[Some records]
___
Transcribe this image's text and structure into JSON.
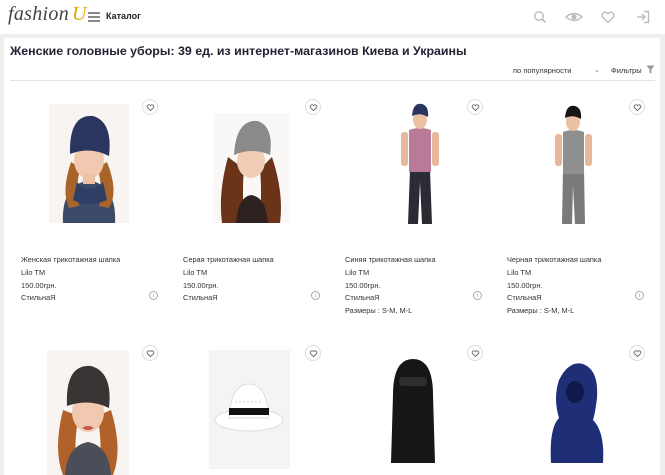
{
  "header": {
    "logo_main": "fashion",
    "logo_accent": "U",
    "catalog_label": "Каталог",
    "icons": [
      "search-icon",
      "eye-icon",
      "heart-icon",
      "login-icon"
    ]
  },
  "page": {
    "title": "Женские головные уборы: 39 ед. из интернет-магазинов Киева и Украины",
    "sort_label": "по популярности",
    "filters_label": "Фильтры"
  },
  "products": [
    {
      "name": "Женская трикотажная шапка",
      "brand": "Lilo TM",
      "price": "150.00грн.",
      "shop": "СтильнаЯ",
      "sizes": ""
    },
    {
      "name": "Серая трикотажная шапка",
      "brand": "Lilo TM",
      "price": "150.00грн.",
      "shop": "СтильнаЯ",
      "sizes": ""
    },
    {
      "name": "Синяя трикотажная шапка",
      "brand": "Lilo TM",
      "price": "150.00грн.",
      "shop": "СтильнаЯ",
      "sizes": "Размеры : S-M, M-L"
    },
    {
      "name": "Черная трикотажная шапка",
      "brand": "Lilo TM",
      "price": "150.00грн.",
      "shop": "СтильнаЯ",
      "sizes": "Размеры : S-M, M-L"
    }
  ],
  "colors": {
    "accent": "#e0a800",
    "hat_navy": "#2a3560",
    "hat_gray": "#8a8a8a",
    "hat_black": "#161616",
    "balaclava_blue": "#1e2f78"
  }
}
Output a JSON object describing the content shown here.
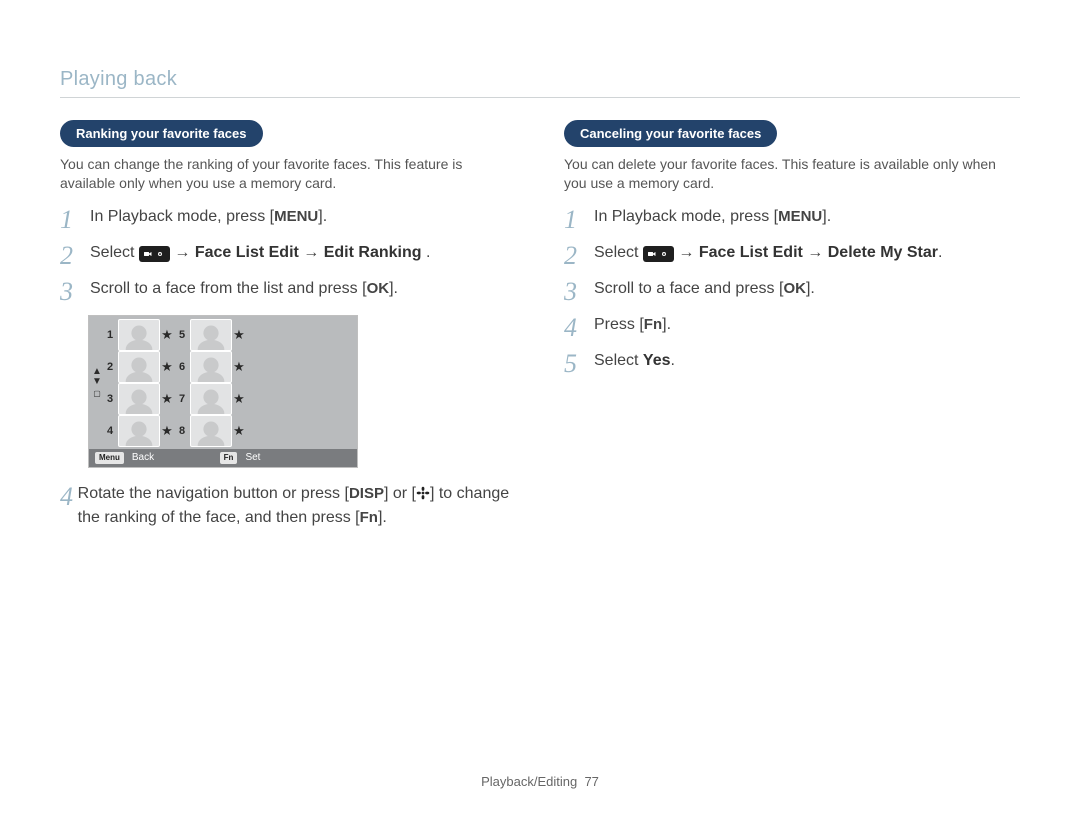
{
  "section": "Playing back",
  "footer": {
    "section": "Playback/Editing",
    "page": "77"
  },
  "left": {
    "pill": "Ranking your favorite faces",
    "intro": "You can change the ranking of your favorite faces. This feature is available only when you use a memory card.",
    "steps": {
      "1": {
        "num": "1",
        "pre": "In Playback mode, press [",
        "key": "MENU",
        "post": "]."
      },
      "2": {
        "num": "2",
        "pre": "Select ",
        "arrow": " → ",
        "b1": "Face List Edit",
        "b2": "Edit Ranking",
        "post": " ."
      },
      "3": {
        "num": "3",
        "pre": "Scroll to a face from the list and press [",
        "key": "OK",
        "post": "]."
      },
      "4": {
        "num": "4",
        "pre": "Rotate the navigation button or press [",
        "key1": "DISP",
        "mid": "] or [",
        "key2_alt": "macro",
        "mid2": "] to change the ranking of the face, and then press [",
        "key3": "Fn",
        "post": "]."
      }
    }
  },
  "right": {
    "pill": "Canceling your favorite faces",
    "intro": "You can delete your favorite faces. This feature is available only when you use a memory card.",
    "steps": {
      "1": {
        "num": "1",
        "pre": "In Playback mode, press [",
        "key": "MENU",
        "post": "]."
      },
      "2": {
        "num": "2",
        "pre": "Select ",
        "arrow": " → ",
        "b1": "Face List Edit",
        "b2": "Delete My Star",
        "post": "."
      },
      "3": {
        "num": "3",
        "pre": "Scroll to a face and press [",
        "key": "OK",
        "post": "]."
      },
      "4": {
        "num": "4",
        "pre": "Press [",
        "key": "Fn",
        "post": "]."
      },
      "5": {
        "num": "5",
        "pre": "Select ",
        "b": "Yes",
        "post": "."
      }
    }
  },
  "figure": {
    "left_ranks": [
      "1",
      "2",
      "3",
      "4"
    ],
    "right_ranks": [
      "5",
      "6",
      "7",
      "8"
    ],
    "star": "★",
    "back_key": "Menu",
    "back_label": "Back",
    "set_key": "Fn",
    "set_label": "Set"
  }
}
___
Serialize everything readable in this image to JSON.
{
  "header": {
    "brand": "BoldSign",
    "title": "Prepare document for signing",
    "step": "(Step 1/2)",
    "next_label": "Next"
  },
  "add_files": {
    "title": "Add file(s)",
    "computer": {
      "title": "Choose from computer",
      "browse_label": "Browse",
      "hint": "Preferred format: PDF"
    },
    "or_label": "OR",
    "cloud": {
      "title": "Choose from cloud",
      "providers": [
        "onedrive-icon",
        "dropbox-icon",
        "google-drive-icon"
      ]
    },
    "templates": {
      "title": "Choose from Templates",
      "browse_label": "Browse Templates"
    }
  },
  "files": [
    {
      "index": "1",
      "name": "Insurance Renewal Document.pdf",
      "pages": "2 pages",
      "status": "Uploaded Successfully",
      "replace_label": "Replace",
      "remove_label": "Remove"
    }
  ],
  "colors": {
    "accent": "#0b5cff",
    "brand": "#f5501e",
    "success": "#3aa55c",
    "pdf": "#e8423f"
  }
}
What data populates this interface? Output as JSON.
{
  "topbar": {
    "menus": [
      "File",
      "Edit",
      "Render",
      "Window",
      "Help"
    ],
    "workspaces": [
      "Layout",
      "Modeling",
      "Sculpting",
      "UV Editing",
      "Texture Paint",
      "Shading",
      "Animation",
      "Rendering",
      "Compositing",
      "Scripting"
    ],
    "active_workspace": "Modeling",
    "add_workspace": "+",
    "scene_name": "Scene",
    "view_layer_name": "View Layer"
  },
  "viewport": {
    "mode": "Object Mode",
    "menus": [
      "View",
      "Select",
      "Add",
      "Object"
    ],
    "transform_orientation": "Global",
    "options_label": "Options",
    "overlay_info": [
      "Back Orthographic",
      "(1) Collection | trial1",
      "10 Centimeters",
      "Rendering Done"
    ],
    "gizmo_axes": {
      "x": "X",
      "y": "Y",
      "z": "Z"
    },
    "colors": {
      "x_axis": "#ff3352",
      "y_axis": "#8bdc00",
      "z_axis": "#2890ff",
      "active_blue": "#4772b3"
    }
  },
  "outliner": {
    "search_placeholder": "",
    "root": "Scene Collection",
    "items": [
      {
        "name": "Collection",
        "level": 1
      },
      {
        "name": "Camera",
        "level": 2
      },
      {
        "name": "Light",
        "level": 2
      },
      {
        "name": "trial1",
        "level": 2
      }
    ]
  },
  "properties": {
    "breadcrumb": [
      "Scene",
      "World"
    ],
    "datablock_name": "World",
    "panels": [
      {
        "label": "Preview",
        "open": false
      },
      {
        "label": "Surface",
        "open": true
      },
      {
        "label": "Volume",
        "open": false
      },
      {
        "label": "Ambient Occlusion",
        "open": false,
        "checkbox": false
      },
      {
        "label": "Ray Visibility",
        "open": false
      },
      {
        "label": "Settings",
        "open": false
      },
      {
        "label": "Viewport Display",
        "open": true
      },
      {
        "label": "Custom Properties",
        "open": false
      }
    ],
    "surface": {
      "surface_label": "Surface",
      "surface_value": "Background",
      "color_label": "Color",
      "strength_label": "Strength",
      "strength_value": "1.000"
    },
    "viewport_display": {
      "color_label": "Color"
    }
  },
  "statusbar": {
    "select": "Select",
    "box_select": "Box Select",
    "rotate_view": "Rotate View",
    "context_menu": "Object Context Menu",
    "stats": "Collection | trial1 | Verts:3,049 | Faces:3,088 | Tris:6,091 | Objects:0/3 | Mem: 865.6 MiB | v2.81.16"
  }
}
___
▶ **Written exercise**:
Which lines contain "card"? Show each of them.

▶ **Output for this task**:
    "intro": "You can change the ranking of your favorite faces. This feature is available only when you use a memory card.",
    "intro": "You can delete your favorite faces. This feature is available only when you use a memory card.",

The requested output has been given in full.